-- BEGIN RECORDS TO PROCESS --

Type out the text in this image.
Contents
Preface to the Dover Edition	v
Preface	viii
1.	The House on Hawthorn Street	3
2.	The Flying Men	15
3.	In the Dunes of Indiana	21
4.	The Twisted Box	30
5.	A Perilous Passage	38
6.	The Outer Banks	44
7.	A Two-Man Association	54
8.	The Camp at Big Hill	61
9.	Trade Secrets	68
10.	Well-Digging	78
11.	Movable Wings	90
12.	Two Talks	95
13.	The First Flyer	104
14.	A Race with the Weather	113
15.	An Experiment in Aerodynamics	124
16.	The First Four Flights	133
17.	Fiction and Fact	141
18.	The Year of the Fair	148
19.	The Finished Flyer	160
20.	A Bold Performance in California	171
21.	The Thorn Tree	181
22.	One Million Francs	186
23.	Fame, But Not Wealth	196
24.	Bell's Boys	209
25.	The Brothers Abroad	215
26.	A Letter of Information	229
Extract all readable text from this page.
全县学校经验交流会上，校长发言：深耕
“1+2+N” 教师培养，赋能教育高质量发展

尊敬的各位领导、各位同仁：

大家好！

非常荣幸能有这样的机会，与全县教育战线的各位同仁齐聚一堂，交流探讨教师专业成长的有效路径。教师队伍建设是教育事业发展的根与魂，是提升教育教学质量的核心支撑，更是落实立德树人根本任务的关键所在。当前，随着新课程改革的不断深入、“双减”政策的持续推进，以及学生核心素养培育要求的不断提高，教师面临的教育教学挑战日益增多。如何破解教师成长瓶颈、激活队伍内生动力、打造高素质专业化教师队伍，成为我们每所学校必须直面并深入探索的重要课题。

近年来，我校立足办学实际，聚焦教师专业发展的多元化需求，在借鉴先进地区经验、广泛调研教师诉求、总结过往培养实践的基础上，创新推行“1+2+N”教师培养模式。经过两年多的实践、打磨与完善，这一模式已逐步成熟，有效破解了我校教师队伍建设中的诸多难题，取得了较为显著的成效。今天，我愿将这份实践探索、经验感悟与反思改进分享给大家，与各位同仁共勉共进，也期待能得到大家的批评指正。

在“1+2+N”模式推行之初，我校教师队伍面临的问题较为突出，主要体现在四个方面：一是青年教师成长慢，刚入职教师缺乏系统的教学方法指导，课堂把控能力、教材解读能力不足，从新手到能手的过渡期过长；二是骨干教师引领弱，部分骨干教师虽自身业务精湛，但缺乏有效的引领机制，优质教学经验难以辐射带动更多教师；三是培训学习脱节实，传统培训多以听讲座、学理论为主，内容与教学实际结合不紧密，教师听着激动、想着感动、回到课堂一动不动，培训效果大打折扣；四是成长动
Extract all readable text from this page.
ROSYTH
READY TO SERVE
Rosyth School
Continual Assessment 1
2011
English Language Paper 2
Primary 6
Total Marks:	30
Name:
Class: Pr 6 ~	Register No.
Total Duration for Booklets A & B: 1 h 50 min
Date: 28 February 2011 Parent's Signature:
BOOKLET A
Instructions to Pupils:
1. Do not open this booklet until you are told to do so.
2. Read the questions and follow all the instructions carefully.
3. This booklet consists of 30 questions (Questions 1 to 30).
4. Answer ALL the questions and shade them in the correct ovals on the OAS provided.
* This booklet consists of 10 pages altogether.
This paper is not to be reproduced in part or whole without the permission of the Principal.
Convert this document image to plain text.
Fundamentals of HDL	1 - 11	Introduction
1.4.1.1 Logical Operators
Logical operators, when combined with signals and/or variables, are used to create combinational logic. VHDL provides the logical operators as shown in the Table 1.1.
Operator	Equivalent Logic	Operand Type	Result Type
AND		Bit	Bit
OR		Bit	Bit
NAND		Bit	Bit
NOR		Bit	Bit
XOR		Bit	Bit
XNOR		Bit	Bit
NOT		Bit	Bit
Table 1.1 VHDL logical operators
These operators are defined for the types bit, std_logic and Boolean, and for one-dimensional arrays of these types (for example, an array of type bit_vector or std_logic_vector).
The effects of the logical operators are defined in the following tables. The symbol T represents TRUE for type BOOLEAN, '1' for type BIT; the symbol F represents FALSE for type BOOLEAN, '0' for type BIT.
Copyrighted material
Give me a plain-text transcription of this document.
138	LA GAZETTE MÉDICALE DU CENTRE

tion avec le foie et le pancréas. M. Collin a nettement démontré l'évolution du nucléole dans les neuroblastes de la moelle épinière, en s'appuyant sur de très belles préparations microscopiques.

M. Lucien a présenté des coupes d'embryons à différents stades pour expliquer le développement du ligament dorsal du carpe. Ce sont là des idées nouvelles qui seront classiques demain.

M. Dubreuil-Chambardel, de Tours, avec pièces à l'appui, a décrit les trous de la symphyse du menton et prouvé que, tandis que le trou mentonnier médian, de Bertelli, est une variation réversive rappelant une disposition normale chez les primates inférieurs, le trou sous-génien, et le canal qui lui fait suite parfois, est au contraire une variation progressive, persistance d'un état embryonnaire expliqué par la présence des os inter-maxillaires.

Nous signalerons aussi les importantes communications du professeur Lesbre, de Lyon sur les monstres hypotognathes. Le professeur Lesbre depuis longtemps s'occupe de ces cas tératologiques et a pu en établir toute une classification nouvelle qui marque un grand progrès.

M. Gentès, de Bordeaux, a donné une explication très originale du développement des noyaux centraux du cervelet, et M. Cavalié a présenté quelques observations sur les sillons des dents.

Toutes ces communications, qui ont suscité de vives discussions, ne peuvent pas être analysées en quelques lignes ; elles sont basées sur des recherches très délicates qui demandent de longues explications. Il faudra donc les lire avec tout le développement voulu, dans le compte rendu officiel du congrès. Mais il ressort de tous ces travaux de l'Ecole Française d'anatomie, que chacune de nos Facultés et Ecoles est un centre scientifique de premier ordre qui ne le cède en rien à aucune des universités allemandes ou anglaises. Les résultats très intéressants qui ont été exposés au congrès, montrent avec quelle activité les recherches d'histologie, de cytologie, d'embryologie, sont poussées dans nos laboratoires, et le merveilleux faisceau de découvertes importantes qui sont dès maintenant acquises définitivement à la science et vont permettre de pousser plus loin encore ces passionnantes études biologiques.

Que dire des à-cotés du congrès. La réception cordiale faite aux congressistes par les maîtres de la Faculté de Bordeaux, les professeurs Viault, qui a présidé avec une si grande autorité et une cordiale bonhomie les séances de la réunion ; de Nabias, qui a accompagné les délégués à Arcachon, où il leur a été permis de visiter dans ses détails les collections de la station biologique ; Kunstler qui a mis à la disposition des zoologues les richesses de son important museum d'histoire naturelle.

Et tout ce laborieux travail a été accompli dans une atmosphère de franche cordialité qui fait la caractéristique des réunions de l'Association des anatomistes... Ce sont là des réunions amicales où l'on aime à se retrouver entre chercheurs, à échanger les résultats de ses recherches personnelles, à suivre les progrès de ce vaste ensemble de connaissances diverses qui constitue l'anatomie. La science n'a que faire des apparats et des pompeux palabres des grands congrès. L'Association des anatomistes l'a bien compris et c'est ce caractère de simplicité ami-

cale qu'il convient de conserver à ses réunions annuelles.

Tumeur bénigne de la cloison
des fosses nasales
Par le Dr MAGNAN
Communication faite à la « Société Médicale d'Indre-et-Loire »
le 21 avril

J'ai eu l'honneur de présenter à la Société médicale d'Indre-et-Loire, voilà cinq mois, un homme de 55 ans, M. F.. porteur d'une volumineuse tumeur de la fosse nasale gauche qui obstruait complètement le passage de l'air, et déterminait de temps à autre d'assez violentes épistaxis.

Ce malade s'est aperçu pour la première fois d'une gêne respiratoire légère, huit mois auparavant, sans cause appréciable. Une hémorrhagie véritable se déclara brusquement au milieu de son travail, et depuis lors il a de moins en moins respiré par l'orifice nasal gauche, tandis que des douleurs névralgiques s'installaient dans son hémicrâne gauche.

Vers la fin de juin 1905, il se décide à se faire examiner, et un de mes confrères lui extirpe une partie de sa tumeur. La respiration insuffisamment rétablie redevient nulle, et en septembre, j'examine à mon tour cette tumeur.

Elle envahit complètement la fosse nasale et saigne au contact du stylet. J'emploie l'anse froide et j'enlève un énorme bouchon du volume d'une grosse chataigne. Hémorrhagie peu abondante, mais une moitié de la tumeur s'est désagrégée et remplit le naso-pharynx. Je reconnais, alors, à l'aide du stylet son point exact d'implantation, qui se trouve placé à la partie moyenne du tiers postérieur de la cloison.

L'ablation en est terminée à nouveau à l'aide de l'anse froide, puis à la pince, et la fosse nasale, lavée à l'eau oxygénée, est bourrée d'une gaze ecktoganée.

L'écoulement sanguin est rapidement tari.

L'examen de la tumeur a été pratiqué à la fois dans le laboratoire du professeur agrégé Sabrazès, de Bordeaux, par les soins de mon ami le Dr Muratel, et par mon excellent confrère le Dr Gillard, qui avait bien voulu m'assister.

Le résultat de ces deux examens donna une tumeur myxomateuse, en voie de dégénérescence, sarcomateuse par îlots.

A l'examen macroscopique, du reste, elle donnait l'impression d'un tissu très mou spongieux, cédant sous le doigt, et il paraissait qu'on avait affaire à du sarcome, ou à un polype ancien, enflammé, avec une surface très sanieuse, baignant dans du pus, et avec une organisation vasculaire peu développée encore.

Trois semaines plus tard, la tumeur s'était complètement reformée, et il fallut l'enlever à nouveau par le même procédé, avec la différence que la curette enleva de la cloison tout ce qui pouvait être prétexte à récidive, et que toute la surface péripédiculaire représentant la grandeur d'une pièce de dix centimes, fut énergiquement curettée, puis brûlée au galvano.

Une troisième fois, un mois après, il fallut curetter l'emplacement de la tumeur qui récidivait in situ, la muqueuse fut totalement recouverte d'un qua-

-- END RECORDS TO PROCESS --

* **WHAT NEEDS TO BE DONE**: Look through the entries above and count each line holding "réunions"; report the count alone.

* **RESPONSE TO THIS TASK**: 2